[What the exercise asks]: Report how many lines of the entries below contain the word "text", and nothing more.

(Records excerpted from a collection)
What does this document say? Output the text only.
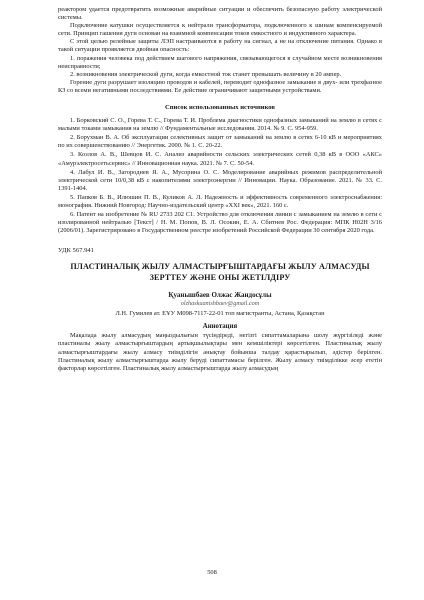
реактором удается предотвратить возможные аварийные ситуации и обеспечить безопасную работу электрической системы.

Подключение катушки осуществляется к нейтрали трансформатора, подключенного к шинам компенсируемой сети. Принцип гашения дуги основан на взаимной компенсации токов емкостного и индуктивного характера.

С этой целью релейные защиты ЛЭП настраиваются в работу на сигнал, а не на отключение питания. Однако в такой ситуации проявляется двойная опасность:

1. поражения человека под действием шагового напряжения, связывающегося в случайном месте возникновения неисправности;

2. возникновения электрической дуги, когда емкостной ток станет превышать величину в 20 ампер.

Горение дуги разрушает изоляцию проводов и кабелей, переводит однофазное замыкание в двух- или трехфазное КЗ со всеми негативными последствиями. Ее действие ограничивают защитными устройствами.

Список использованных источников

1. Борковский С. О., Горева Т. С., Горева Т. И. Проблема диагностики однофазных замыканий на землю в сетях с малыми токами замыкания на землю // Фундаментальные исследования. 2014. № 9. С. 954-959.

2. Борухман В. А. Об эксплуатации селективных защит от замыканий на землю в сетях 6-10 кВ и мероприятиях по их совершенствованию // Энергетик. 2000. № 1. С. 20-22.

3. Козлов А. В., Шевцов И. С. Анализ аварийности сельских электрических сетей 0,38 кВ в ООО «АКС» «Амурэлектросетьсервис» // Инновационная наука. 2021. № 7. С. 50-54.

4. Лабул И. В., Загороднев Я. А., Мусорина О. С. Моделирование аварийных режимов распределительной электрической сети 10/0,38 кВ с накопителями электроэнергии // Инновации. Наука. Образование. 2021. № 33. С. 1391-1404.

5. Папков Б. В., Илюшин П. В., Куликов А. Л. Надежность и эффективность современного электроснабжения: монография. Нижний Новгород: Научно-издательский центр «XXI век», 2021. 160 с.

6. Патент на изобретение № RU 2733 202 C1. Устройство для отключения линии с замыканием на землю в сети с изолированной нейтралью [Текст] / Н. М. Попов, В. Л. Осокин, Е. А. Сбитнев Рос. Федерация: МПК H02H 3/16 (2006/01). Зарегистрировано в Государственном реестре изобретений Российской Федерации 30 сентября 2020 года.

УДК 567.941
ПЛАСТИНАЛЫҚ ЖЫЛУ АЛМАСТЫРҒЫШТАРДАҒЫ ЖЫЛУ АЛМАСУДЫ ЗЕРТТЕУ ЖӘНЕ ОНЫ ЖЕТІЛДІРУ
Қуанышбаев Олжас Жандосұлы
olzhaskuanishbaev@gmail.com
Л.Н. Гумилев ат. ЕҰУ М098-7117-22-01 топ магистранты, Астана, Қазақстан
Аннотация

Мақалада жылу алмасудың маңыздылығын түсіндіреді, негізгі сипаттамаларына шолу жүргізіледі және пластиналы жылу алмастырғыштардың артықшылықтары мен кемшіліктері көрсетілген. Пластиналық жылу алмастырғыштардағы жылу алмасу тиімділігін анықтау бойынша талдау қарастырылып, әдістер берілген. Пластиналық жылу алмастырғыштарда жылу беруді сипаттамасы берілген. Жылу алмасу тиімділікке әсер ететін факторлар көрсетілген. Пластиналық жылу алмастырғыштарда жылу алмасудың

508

---

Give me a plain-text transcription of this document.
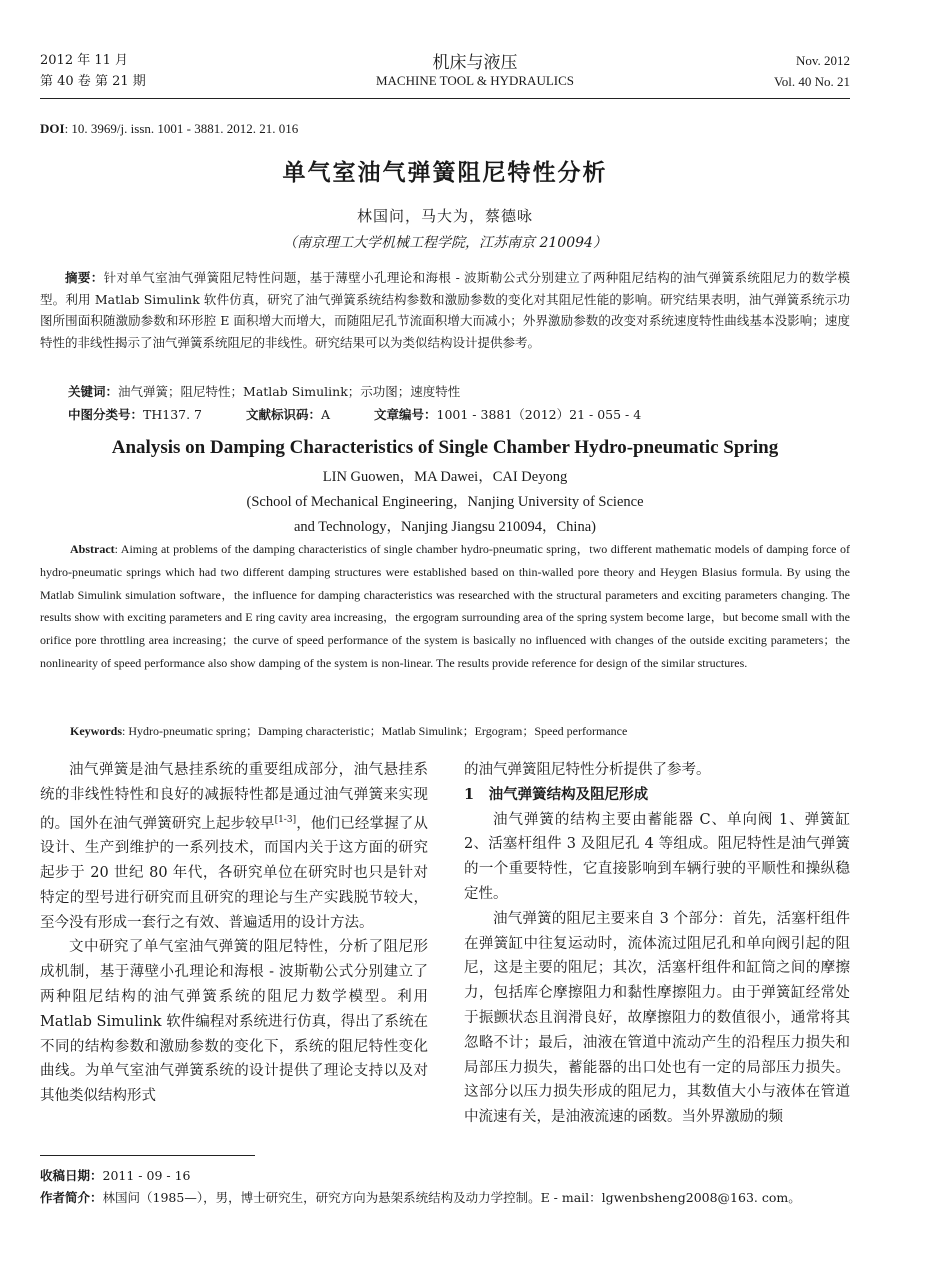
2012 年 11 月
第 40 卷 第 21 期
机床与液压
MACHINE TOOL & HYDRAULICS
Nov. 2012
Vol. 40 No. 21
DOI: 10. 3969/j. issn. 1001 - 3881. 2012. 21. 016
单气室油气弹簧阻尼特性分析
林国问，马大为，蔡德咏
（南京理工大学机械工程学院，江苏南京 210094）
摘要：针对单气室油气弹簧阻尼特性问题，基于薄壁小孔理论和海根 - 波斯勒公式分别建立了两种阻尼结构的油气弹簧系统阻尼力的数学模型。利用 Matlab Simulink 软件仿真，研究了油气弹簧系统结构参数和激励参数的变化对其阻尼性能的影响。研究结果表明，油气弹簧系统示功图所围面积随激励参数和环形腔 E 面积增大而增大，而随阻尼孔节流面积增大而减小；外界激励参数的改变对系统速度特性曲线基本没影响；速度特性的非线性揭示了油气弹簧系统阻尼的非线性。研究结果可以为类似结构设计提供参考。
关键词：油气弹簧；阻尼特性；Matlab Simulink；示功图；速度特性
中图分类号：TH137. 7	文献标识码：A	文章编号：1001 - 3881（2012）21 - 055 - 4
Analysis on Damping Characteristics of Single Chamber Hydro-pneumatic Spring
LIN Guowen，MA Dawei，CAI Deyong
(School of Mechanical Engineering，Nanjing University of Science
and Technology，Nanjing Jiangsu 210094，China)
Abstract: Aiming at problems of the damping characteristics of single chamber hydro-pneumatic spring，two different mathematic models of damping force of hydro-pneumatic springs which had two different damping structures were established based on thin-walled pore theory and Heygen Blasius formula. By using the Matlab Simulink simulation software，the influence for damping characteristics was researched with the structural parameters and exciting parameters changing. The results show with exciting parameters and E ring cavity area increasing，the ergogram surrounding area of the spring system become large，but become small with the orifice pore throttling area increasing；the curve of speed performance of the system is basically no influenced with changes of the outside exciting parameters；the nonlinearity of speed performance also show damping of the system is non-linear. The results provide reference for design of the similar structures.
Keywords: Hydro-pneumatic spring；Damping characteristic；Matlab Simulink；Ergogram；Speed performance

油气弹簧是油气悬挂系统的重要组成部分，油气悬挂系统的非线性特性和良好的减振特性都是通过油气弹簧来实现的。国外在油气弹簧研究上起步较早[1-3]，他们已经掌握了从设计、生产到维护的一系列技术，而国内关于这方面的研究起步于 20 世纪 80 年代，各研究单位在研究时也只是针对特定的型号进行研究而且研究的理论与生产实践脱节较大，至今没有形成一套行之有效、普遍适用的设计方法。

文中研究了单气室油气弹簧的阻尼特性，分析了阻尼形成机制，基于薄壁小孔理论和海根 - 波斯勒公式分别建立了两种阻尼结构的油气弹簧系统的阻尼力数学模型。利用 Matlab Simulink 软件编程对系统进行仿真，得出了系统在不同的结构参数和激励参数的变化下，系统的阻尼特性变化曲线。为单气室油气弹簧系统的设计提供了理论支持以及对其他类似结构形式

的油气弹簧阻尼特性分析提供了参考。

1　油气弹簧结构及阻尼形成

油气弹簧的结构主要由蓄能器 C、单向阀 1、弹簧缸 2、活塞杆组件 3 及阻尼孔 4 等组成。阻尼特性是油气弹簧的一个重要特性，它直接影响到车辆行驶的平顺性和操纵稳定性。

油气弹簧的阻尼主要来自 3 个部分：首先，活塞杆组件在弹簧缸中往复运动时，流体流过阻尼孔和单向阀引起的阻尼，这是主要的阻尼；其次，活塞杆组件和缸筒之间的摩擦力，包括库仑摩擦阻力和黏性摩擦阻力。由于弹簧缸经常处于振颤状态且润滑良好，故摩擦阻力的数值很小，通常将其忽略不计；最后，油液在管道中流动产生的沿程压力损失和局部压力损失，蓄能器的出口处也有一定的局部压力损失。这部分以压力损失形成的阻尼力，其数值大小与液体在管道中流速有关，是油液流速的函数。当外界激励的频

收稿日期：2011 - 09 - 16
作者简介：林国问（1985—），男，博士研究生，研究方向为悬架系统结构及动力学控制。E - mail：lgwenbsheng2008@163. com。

--

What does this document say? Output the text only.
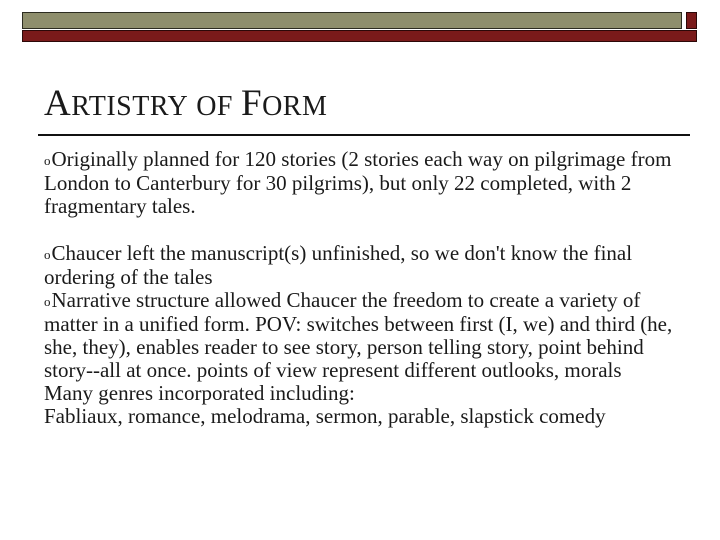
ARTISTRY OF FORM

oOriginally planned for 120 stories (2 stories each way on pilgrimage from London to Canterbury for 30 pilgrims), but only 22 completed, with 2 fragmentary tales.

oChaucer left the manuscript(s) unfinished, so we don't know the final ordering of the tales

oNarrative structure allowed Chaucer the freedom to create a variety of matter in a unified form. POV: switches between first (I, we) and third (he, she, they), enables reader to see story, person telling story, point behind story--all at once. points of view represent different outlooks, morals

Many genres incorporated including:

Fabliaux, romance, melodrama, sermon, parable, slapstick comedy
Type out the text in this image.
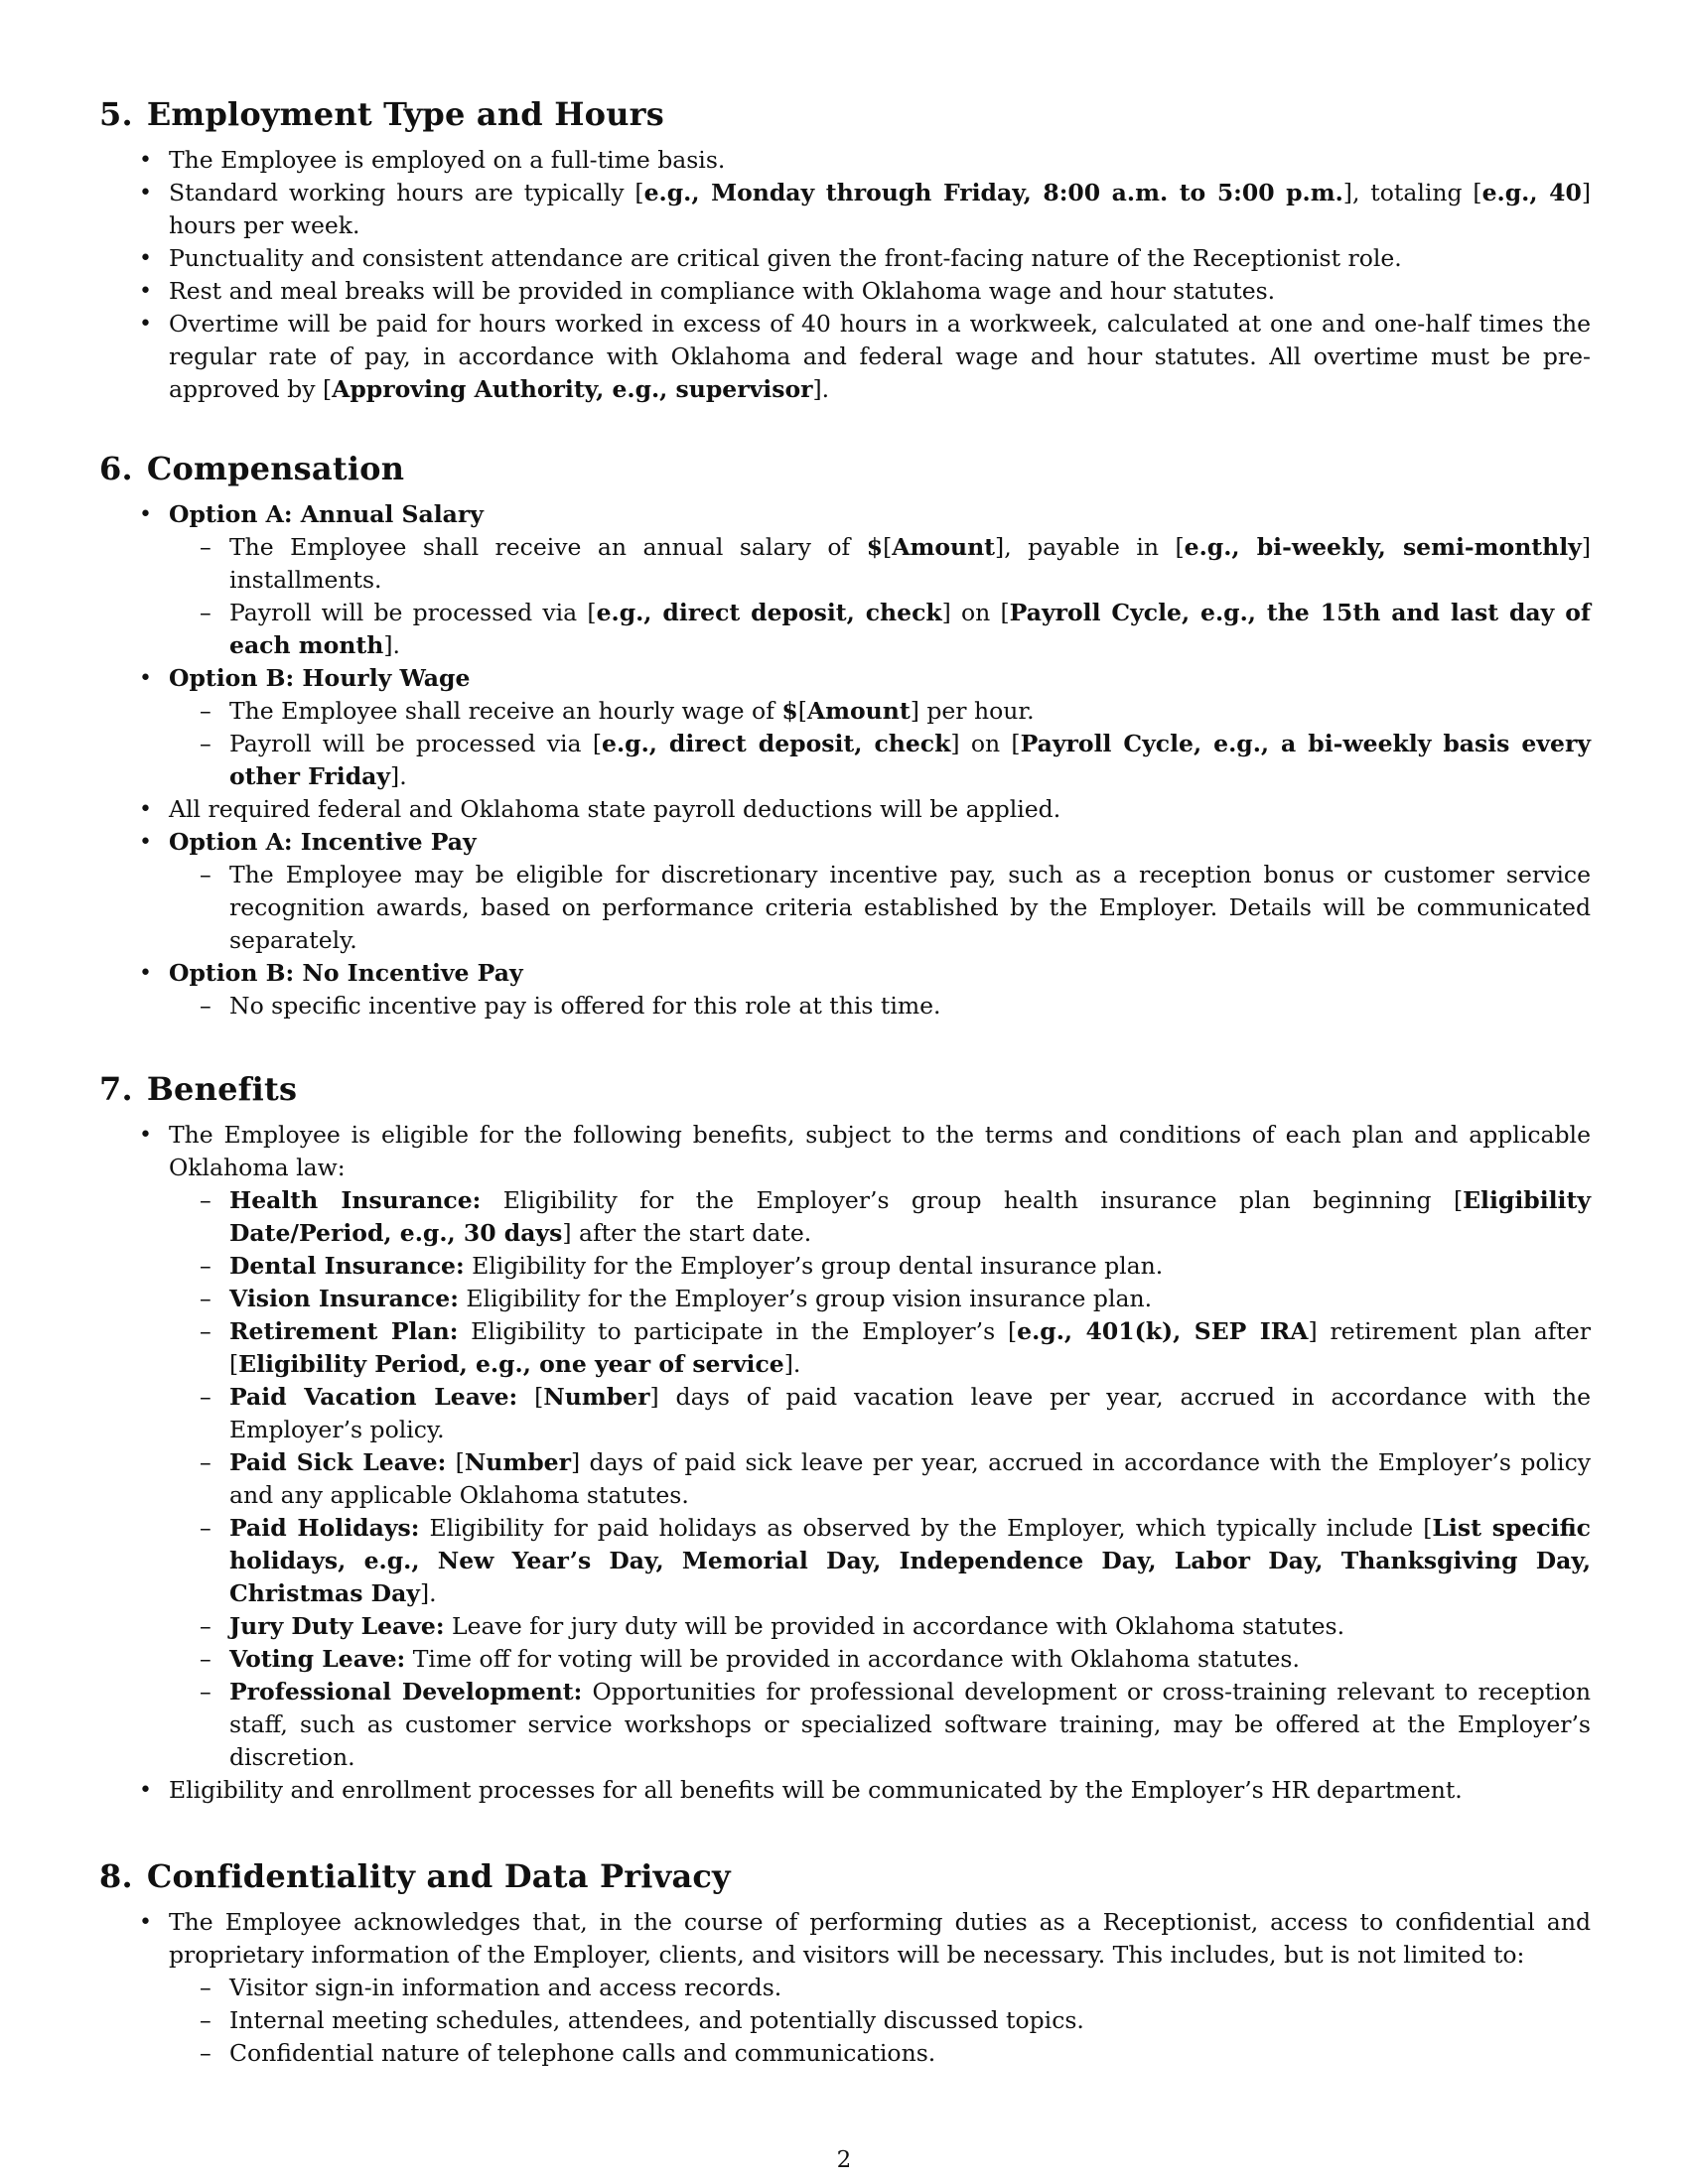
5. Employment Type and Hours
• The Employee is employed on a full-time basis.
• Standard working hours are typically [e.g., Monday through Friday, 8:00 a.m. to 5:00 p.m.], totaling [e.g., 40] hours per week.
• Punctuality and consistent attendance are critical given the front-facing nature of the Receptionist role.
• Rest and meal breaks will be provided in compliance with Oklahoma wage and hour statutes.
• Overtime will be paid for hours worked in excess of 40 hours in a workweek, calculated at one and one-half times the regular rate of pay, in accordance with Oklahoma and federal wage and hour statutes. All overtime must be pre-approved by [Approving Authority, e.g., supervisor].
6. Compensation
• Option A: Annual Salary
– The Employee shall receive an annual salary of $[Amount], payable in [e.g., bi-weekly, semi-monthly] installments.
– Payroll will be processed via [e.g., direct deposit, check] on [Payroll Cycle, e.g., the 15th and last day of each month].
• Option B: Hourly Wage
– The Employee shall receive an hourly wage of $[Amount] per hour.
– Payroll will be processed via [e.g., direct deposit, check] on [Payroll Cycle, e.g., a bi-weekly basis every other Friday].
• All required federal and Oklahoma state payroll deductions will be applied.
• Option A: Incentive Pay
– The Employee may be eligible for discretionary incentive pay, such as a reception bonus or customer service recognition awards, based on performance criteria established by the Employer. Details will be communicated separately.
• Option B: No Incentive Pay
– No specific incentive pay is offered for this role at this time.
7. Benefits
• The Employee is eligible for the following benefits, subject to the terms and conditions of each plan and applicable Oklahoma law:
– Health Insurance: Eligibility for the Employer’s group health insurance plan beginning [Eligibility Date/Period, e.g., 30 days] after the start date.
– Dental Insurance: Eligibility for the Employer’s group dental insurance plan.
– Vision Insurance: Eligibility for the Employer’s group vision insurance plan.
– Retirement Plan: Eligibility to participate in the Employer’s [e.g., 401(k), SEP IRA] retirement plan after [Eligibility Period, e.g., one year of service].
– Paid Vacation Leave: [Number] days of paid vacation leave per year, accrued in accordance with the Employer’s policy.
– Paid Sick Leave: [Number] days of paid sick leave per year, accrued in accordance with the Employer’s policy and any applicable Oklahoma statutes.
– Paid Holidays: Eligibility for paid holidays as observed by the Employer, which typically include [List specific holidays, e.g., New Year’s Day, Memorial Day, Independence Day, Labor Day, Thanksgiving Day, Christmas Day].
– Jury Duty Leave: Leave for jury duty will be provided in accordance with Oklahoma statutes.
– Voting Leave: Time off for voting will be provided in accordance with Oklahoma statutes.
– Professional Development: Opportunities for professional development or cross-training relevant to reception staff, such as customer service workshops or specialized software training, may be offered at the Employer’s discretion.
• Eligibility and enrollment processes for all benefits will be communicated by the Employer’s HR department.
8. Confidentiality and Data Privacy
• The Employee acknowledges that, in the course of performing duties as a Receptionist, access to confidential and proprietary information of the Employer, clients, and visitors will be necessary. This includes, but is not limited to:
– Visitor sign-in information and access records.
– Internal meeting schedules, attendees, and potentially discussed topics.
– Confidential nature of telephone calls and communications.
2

[Expected output]: 4